__SHORT TASK__. Bring together all lines of the material below that contain the string "فضائل".

__GIVEN ENTRIES__.
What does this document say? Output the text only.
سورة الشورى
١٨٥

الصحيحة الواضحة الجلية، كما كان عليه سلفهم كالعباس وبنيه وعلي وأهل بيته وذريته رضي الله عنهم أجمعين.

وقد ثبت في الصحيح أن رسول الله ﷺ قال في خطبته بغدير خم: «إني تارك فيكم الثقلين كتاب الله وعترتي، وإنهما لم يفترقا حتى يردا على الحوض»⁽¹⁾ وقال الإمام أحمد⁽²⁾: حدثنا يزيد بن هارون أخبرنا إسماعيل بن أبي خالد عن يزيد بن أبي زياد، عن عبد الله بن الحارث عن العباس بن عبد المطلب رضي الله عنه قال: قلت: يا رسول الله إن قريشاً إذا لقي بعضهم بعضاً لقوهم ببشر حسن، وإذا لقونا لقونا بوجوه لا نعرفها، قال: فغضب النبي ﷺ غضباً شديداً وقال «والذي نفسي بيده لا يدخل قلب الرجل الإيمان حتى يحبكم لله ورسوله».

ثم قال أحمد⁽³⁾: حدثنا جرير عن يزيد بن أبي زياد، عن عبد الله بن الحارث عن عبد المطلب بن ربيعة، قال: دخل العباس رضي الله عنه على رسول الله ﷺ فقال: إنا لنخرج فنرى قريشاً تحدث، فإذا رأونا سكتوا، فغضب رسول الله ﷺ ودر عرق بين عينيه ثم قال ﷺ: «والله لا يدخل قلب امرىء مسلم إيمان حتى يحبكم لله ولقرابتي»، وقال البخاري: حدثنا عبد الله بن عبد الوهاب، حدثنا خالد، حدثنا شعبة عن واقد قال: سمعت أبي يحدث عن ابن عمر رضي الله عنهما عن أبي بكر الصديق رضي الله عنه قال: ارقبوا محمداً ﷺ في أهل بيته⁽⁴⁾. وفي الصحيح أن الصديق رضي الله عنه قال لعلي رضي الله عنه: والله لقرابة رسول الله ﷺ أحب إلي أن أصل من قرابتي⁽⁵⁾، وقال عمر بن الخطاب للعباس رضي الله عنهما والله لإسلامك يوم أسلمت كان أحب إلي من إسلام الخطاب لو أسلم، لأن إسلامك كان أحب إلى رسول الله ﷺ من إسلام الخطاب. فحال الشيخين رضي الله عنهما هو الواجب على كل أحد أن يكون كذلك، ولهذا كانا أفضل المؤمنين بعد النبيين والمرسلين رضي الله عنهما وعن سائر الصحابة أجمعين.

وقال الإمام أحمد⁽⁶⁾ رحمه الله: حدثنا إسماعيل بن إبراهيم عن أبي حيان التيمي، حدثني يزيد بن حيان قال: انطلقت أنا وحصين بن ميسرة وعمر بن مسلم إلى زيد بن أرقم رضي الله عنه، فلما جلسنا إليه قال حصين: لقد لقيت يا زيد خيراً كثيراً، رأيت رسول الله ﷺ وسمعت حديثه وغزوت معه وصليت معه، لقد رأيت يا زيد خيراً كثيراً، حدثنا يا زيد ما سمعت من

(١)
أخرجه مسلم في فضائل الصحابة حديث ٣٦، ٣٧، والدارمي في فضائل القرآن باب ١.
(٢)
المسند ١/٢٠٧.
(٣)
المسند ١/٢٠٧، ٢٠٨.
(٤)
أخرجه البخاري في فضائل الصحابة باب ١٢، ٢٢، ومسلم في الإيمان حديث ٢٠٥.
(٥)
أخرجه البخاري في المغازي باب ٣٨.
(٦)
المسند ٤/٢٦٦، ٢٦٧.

__ANSWER FOR THE TASK__.
أخرجه مسلم في فضائل الصحابة حديث ٣٦، ٣٧، والدارمي في فضائل القرآن باب ١.
أخرجه البخاري في فضائل الصحابة باب ١٢، ٢٢، ومسلم في الإيمان حديث ٢٠٥.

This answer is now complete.